What the task asks: Single out the lines of the material that contain "kerana" and copy them.

** START OF Entries **

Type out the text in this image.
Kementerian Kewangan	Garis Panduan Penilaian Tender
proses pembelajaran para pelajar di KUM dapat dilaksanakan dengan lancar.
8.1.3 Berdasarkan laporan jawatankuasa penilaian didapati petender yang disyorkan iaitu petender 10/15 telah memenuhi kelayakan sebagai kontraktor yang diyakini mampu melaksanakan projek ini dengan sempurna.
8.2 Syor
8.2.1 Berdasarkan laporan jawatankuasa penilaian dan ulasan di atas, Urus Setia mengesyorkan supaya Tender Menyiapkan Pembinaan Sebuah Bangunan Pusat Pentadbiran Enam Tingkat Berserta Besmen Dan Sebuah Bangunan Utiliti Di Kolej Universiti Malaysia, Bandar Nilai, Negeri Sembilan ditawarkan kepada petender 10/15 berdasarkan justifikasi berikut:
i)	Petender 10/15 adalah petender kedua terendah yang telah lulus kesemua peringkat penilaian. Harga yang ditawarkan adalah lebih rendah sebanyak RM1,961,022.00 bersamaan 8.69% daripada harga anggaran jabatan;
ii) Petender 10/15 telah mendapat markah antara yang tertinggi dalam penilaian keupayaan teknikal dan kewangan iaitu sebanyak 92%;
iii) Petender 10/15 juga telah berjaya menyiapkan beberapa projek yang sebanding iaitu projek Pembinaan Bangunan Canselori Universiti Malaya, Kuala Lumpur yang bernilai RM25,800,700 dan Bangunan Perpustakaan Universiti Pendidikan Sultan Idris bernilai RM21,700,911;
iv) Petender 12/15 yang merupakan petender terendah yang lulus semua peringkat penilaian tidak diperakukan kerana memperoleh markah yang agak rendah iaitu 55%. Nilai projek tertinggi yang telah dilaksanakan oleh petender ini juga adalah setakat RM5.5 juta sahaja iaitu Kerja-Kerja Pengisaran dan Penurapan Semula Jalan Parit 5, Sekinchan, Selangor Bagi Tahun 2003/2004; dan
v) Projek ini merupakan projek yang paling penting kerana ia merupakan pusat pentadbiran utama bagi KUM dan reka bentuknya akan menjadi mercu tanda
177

** END OF Entries **

Response to this exercise:
iv) Petender 12/15 yang merupakan petender terendah yang lulus semua peringkat penilaian tidak diperakukan kerana memperoleh markah yang agak rendah iaitu 55%. Nilai projek tertinggi yang telah dilaksanakan oleh petender ini juga adalah setakat RM5.5 juta sahaja iaitu Kerja-Kerja Pengisaran dan Penurapan Semula Jalan Parit 5, Sekinchan, Selangor Bagi Tahun 2003/2004; dan
v) Projek ini merupakan projek yang paling penting kerana ia merupakan pusat pentadbiran utama bagi KUM dan reka bentuknya akan menjadi mercu tanda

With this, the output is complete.